+++ Extracted information

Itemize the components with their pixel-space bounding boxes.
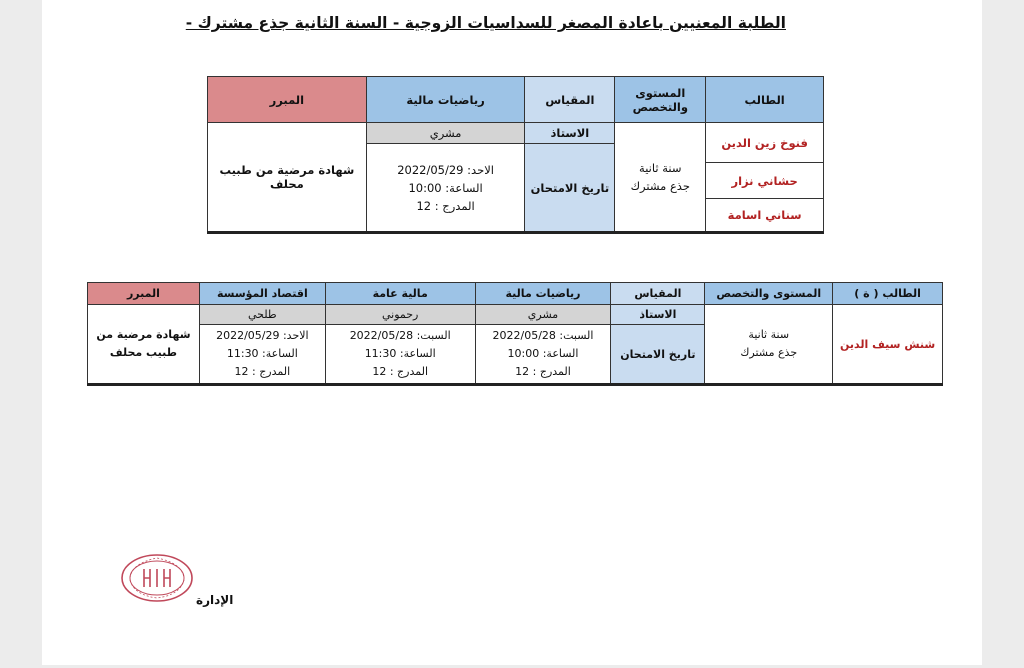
reason-cell: شهادة مرضية من طبيب محلف (208, 123, 367, 233)
exam-date-label: تاريخ الامتحان (611, 325, 705, 385)
level-cell (615, 123, 706, 233)
exam-day: السبت: 2022/05/28 (492, 329, 594, 342)
exam-details (199, 325, 325, 385)
exam-details (475, 325, 611, 385)
header-module: المقياس (525, 77, 615, 123)
exam-hall: المدرج : 12 (372, 365, 428, 378)
student-name: شنش سيف الدين (833, 305, 943, 385)
exam-date-label: تاريخ الامتحان (525, 144, 615, 233)
header-student: الطالب ( ة ) (833, 283, 943, 305)
header-student: الطالب (706, 77, 824, 123)
header-subject: اقتصاد المؤسسة (199, 283, 325, 305)
header-reason: المبرر (88, 283, 200, 305)
student-name: فنوخ زين الدين (706, 123, 824, 163)
teacher-name: مشري (475, 305, 611, 325)
teacher-name: رحموني (325, 305, 475, 325)
header-reason: المبرر (208, 77, 367, 123)
exam-day: السبت: 2022/05/28 (349, 329, 451, 342)
header-subject: رياضيات مالية (366, 77, 525, 123)
level-cell (705, 305, 833, 385)
exam-time: الساعة: 11:30 (226, 347, 298, 360)
teacher-label: الاستاذ (611, 305, 705, 325)
header-level: المستوى والتخصص (705, 283, 833, 305)
header-module: المقياس (611, 283, 705, 305)
admin-signature: الإدارة (196, 593, 234, 607)
official-stamp-icon (120, 553, 194, 603)
level-line-1: سنة ثانية (639, 161, 682, 175)
exam-details (366, 144, 525, 233)
exam-hall: المدرج : 12 (515, 365, 571, 378)
teacher-name: مشري (366, 123, 525, 144)
exam-hall: المدرج : 12 (234, 365, 291, 378)
page-title: الطلبة المعنيين باعادة المصغر للسداسيات الزوجية - السنة الثانية جذع مشترك - (185, 14, 786, 32)
exam-time: الساعة: 10:00 (408, 180, 483, 195)
teacher-label: الاستاذ (525, 123, 615, 144)
exam-day: الاحد: 2022/05/29 (397, 162, 494, 177)
header-subject: مالية عامة (325, 283, 475, 305)
level-line-2: جذع مشترك (630, 179, 690, 193)
exam-hall: المدرج : 12 (416, 198, 475, 213)
exam-time: الساعة: 10:00 (507, 347, 579, 360)
header-subject: رياضيات مالية (475, 283, 611, 305)
reason-cell (88, 305, 200, 385)
students-table-2 (87, 282, 943, 386)
exam-details (325, 325, 475, 385)
exam-time: الساعة: 11:30 (364, 347, 436, 360)
level-line-1: سنة ثانية (748, 328, 790, 341)
students-table-1 (207, 76, 824, 234)
teacher-name: طلحي (199, 305, 325, 325)
header-level: المستوى والتخصص (615, 77, 706, 123)
exam-day: الاحد: 2022/05/29 (216, 329, 309, 342)
reason-line-1: شهادة مرضية من (96, 328, 191, 341)
student-name: سناني اسامة (706, 199, 824, 233)
level-line-2: جذع مشترك (740, 346, 798, 359)
reason-line-2: طبيب محلف (109, 346, 178, 359)
student-name: حشاني نزار (706, 163, 824, 199)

++++++

= Brief =
Update the items above by replacing every "exam-hall" with "exam-room" and keeping everything else the same. Leave the pictures out of your answer.

= The completed task =
Itemize the components with their pixel-space bounding boxes.
reason-cell: شهادة مرضية من طبيب محلف (208, 123, 367, 233)
exam-date-label: تاريخ الامتحان (611, 325, 705, 385)
level-cell (615, 123, 706, 233)
exam-day: السبت: 2022/05/28 (492, 329, 594, 342)
exam-details (199, 325, 325, 385)
exam-details (475, 325, 611, 385)
header-module: المقياس (525, 77, 615, 123)
exam-room: المدرج : 12 (372, 365, 428, 378)
student-name: شنش سيف الدين (833, 305, 943, 385)
exam-date-label: تاريخ الامتحان (525, 144, 615, 233)
header-student: الطالب ( ة ) (833, 283, 943, 305)
header-student: الطالب (706, 77, 824, 123)
header-subject: اقتصاد المؤسسة (199, 283, 325, 305)
header-reason: المبرر (88, 283, 200, 305)
student-name: فنوخ زين الدين (706, 123, 824, 163)
teacher-name: مشري (475, 305, 611, 325)
teacher-name: رحموني (325, 305, 475, 325)
header-reason: المبرر (208, 77, 367, 123)
exam-day: السبت: 2022/05/28 (349, 329, 451, 342)
header-subject: رياضيات مالية (366, 77, 525, 123)
level-cell (705, 305, 833, 385)
exam-time: الساعة: 11:30 (226, 347, 298, 360)
teacher-label: الاستاذ (611, 305, 705, 325)
header-level: المستوى والتخصص (705, 283, 833, 305)
header-module: المقياس (611, 283, 705, 305)
admin-signature: الإدارة (196, 593, 234, 607)
official-stamp-icon (120, 553, 194, 603)
level-line-1: سنة ثانية (639, 161, 682, 175)
exam-details (366, 144, 525, 233)
exam-room: المدرج : 12 (515, 365, 571, 378)
teacher-name: مشري (366, 123, 525, 144)
exam-room: المدرج : 12 (234, 365, 291, 378)
page-title: الطلبة المعنيين باعادة المصغر للسداسيات الزوجية - السنة الثانية جذع مشترك - (185, 14, 786, 32)
exam-time: الساعة: 10:00 (408, 180, 483, 195)
teacher-label: الاستاذ (525, 123, 615, 144)
exam-day: الاحد: 2022/05/29 (397, 162, 494, 177)
header-subject: مالية عامة (325, 283, 475, 305)
level-line-2: جذع مشترك (630, 179, 690, 193)
exam-room: المدرج : 12 (416, 198, 475, 213)
exam-time: الساعة: 10:00 (507, 347, 579, 360)
header-subject: رياضيات مالية (475, 283, 611, 305)
reason-cell (88, 305, 200, 385)
students-table-2 (87, 282, 943, 386)
exam-details (325, 325, 475, 385)
exam-time: الساعة: 11:30 (364, 347, 436, 360)
level-line-1: سنة ثانية (748, 328, 790, 341)
students-table-1 (207, 76, 824, 234)
teacher-name: طلحي (199, 305, 325, 325)
header-level: المستوى والتخصص (615, 77, 706, 123)
exam-day: الاحد: 2022/05/29 (216, 329, 309, 342)
reason-line-1: شهادة مرضية من (96, 328, 191, 341)
student-name: سناني اسامة (706, 199, 824, 233)
level-line-2: جذع مشترك (740, 346, 798, 359)
reason-line-2: طبيب محلف (109, 346, 178, 359)
student-name: حشاني نزار (706, 163, 824, 199)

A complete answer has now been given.